- Short problem -
Return each line containing "liegt".

- Stored data -
^^^^^^^^

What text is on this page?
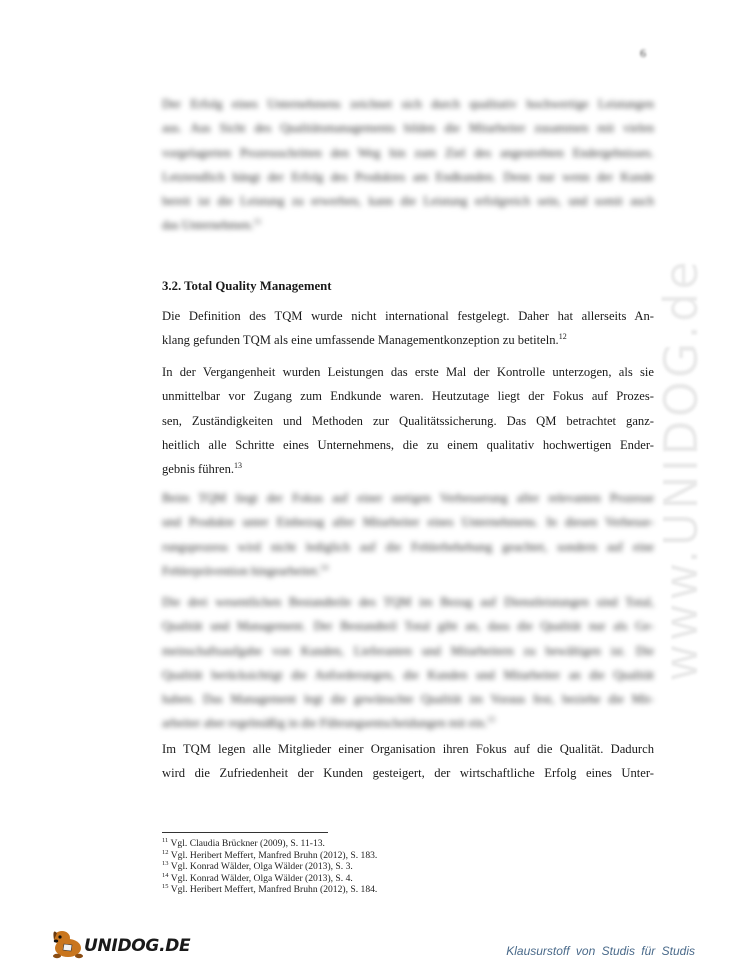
6
Der Erfolg eines Unternehmens zeichnet sich durch qualitativ hochwertige Leistungen
aus. Aus Sicht des Qualitätsmanagements bilden die Mitarbeiter zusammen mit vielen
vorgelagerten Prozessschritten den Weg hin zum Ziel des angestrebten Endergebnisses.
Letztendlich hängt der Erfolg des Produktes am Endkunden. Denn nur wenn der Kunde
bereit ist die Leistung zu erwerben, kann die Leistung erfolgreich sein, und somit auch
das Unternehmen.$^{11}$
3.2. Total Quality Management
Die Definition des TQM wurde nicht international festgelegt. Daher hat allerseits An-
klang gefunden TQM als eine umfassende Managementkonzeption zu betiteln.$^{12}$
In der Vergangenheit wurden Leistungen das erste Mal der Kontrolle unterzogen, als sie
unmittelbar vor Zugang zum Endkunde waren. Heutzutage liegt der Fokus auf Prozes-
sen, Zuständigkeiten und Methoden zur Qualitätssicherung. Das QM betrachtet ganz-
heitlich alle Schritte eines Unternehmens, die zu einem qualitativ hochwertigen Ender-
gebnis führen.$^{13}$
Beim TQM liegt der Fokus auf einer stetigen Verbesserung aller relevanten Prozesse
und Produkte unter Einbezug aller Mitarbeiter eines Unternehmens. In diesen Verbesse-
rungsprozess wird nicht lediglich auf die Fehlerbehebung geachtet, sondern auf eine
Fehlerprävention hingearbeitet.$^{14}$
Die drei wesentlichen Bestandteile des TQM im Bezug auf Dienstleistungen sind Total,
Qualität und Management. Der Bestandteil Total gibt an, dass die Qualität nur als Ge-
meinschaftsaufgabe von Kunden, Lieferanten und Mitarbeitern zu bewältigen ist. Die
Qualität berücksichtigt die Anforderungen, die Kunden und Mitarbeiter an die Qualität
haben. Das Management legt die gewünschte Qualität im Voraus fest, beziehe die Mit-
arbeiter aber regelmäßig in die Führungsentscheidungen mit ein.$^{15}$
Im TQM legen alle Mitglieder einer Organisation ihren Fokus auf die Qualität. Dadurch
wird die Zufriedenheit der Kunden gesteigert, der wirtschaftliche Erfolg eines Unter-
$^{11}$ Vgl. Claudia Brückner (2009), S. 11-13.
$^{12}$ Vgl. Heribert Meffert, Manfred Bruhn (2012), S. 183.
$^{13}$ Vgl. Konrad Wälder, Olga Wälder (2013), S. 3.
$^{14}$ Vgl. Konrad Wälder, Olga Wälder (2013), S. 4.
$^{15}$ Vgl. Heribert Meffert, Manfred Bruhn (2012), S. 184.
www.UNIDOG.de
UNIDOG.DE	Klausurstoff von Studis für Studis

^^^^^^^^

- Exercise result -
unmittelbar vor Zugang zum Endkunde waren. Heutzutage liegt der Fokus auf Prozes-
Beim TQM liegt der Fokus auf einer stetigen Verbesserung aller relevanten Prozesse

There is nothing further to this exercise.